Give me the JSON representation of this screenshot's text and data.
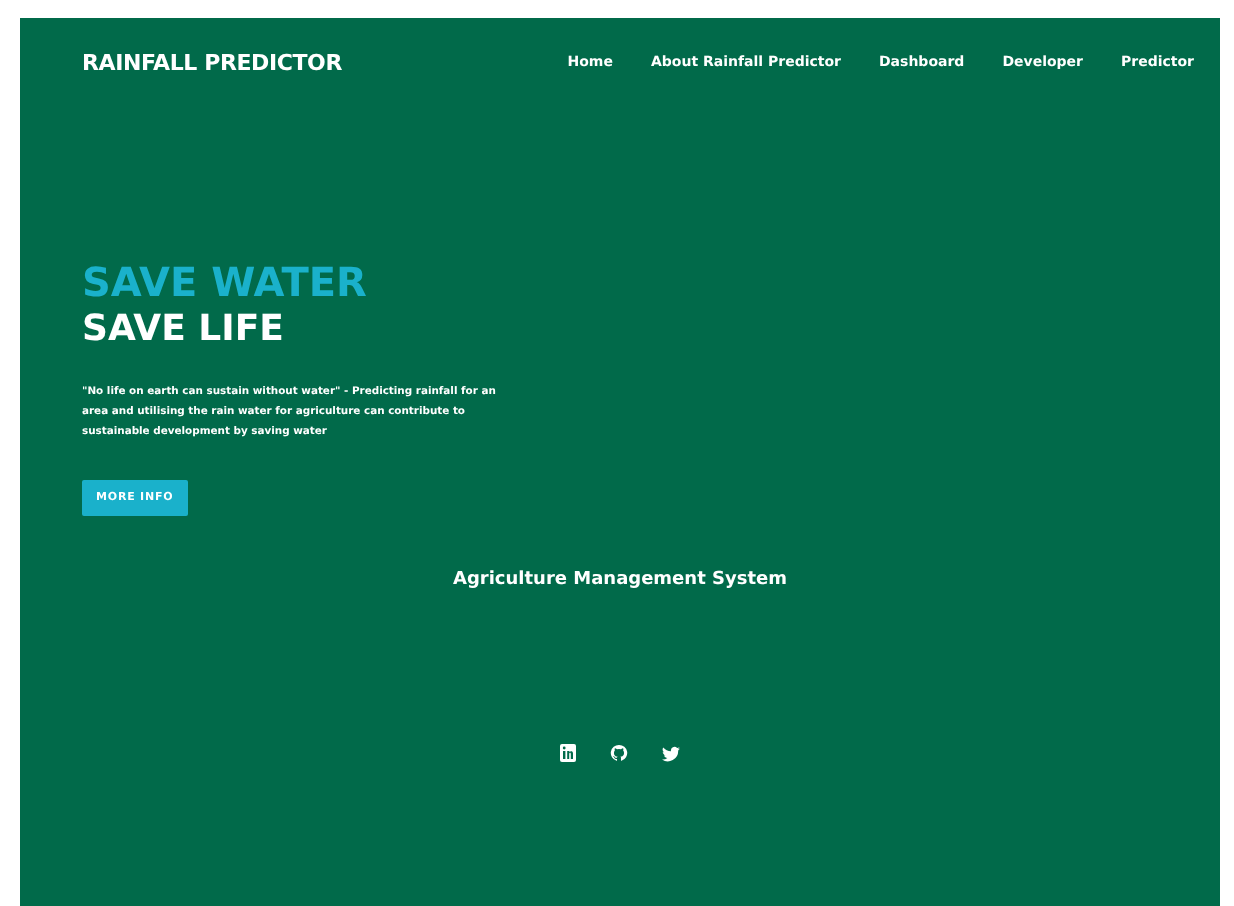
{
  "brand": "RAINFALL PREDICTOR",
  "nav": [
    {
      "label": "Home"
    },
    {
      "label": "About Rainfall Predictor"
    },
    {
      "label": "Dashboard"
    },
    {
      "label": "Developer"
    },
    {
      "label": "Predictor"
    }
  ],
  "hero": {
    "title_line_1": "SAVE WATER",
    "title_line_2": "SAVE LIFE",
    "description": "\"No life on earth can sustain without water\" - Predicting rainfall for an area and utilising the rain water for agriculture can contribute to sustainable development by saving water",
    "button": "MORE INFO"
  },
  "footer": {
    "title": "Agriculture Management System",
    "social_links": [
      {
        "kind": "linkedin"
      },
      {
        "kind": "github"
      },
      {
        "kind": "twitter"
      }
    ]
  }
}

•••••

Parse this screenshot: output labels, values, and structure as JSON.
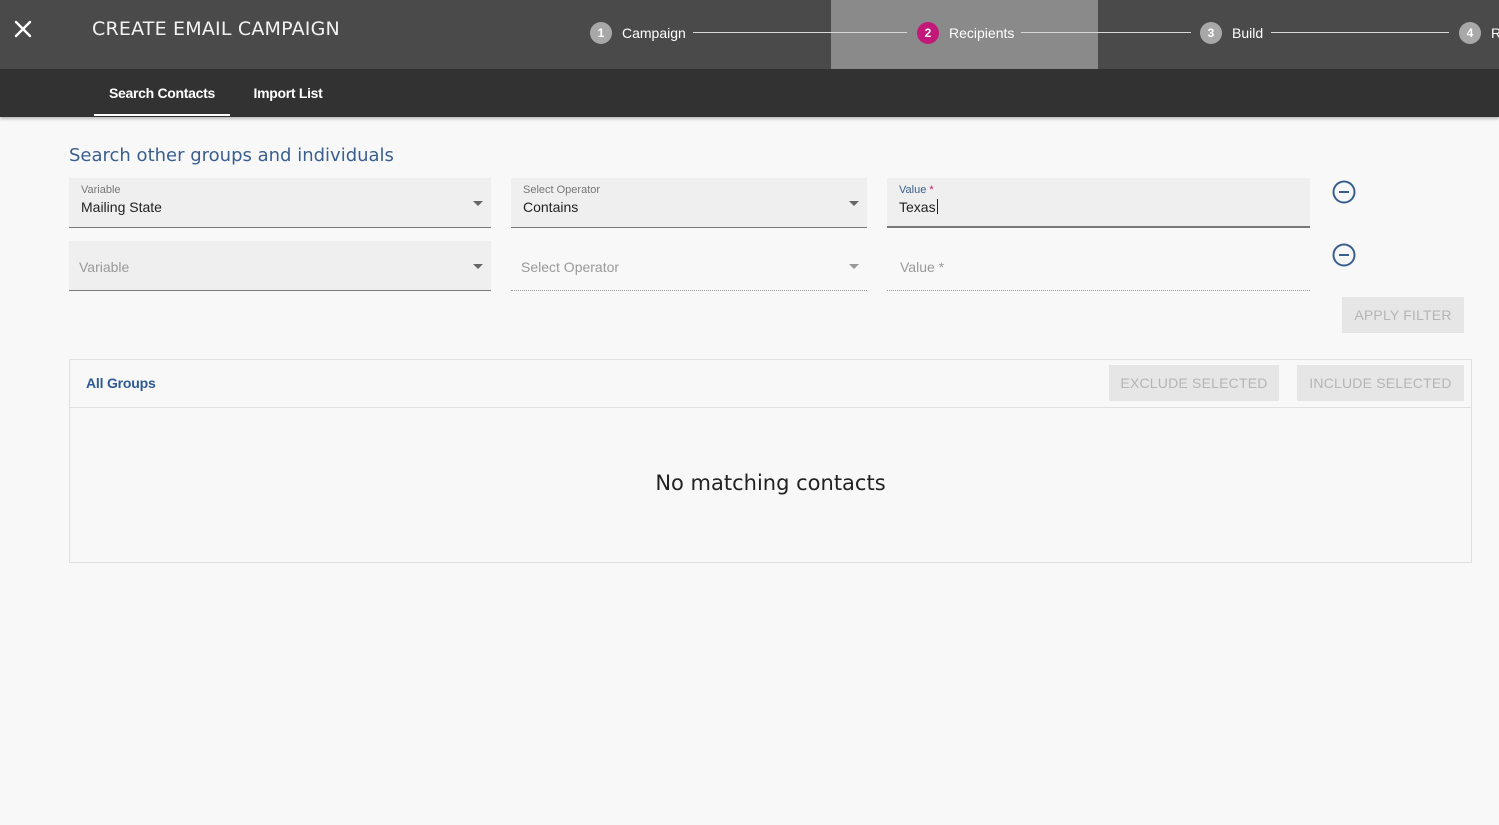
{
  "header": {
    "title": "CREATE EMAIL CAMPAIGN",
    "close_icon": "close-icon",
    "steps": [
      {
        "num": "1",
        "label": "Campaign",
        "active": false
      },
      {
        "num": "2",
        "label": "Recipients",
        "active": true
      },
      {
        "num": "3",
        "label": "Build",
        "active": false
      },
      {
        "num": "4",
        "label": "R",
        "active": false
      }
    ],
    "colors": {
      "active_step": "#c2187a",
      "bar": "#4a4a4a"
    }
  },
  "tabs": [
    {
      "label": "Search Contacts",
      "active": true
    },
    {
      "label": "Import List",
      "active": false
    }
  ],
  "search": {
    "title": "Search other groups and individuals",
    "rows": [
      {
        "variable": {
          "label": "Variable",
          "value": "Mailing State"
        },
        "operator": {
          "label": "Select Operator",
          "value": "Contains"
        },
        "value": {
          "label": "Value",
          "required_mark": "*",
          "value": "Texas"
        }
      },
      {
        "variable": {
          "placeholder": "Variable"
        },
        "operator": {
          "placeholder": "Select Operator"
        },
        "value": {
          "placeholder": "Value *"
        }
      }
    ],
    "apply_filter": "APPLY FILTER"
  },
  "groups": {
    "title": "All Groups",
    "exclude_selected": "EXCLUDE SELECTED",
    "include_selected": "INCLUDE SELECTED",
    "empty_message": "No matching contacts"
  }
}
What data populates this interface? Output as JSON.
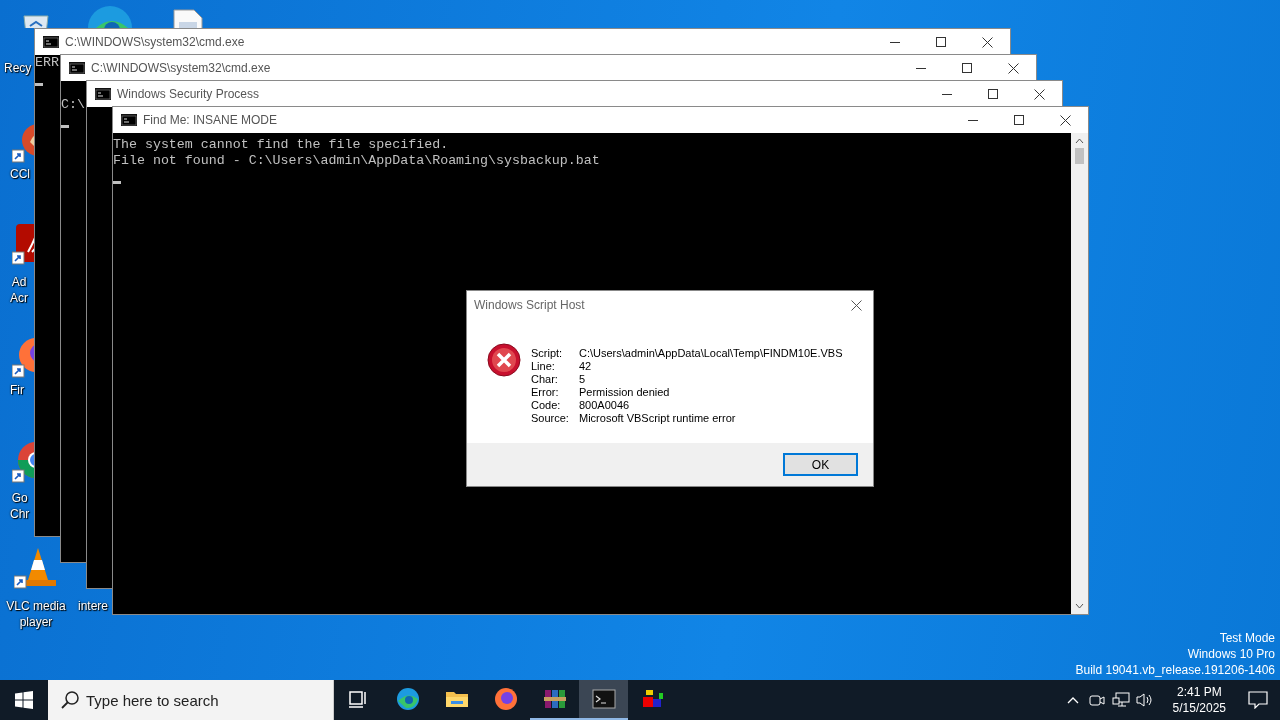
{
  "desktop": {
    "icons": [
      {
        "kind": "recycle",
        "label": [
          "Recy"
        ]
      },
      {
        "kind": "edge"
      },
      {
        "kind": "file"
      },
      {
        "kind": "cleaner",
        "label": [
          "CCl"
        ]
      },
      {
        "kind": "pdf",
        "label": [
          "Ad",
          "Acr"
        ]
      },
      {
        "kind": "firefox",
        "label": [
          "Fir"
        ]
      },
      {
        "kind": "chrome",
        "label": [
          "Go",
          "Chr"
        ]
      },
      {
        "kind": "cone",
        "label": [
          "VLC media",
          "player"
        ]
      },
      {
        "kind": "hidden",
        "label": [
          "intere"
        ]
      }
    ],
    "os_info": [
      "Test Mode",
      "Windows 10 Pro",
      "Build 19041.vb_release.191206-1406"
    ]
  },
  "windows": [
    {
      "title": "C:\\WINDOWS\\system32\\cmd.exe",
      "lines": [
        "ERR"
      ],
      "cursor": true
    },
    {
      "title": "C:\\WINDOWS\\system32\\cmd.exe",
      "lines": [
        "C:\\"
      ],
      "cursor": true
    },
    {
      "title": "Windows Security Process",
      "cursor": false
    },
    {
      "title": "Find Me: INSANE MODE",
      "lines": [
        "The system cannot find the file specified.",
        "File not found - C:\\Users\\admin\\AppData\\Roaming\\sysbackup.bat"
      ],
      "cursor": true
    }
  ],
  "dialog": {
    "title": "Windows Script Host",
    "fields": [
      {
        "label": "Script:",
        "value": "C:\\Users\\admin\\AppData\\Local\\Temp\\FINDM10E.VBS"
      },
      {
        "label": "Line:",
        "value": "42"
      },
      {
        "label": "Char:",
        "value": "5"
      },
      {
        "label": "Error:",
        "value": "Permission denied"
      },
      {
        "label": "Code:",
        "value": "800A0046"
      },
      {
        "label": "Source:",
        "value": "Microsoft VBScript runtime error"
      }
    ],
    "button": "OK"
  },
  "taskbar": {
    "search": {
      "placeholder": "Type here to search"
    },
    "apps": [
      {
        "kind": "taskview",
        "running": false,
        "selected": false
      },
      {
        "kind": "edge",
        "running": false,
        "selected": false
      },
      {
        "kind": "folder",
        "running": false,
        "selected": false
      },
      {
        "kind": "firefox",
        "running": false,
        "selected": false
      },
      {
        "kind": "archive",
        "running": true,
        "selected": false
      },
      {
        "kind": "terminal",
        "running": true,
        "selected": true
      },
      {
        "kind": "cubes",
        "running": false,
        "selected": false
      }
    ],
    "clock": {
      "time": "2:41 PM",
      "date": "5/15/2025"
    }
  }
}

•••••

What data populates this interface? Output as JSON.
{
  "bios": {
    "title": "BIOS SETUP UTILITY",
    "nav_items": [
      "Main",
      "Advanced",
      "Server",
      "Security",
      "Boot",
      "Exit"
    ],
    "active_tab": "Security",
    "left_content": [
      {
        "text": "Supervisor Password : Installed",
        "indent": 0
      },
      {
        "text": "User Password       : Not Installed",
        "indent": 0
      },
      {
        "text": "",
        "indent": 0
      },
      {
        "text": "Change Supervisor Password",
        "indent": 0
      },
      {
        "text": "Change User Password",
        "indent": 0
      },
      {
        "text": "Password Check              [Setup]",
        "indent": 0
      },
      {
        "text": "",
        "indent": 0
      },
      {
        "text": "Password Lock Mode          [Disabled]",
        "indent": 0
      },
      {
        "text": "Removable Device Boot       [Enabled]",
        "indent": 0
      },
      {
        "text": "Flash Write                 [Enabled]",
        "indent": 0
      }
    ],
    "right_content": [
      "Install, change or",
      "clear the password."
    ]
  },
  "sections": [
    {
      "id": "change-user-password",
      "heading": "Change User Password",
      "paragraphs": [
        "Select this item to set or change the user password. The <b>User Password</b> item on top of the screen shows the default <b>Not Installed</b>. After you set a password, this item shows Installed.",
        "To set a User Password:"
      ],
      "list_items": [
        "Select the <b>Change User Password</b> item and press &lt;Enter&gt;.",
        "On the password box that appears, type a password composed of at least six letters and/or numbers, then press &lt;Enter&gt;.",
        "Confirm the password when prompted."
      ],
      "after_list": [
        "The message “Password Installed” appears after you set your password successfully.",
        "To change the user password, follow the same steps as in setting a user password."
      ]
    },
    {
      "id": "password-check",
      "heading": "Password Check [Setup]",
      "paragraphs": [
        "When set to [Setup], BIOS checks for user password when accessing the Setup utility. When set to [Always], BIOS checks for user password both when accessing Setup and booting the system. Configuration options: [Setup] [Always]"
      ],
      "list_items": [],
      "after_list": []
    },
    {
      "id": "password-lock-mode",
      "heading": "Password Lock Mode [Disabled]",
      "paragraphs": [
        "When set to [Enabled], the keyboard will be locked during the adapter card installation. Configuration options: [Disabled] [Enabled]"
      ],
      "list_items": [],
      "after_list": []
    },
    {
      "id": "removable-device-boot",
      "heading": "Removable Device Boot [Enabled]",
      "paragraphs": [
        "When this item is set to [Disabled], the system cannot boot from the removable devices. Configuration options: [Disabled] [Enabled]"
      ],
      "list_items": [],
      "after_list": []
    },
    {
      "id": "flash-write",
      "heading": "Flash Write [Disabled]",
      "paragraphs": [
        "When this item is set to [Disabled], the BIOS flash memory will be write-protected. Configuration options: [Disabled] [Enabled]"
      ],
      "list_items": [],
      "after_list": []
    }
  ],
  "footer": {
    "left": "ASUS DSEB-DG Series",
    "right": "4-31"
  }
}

•••••

THE TASK> Copy out all lines above that include the string "text".

TASK ANSWER>
Give me the JSON representation of this screenshot's text and data.
        "text": "Supervisor Password : Installed",
        "text": "User Password       : Not Installed",
        "text": "",
        "text": "Change Supervisor Password",
        "text": "Change User Password",
        "text": "Password Check              [Setup]",
        "text": "",
        "text": "Password Lock Mode          [Disabled]",
        "text": "Removable Device Boot       [Enabled]",
        "text": "Flash Write                 [Enabled]",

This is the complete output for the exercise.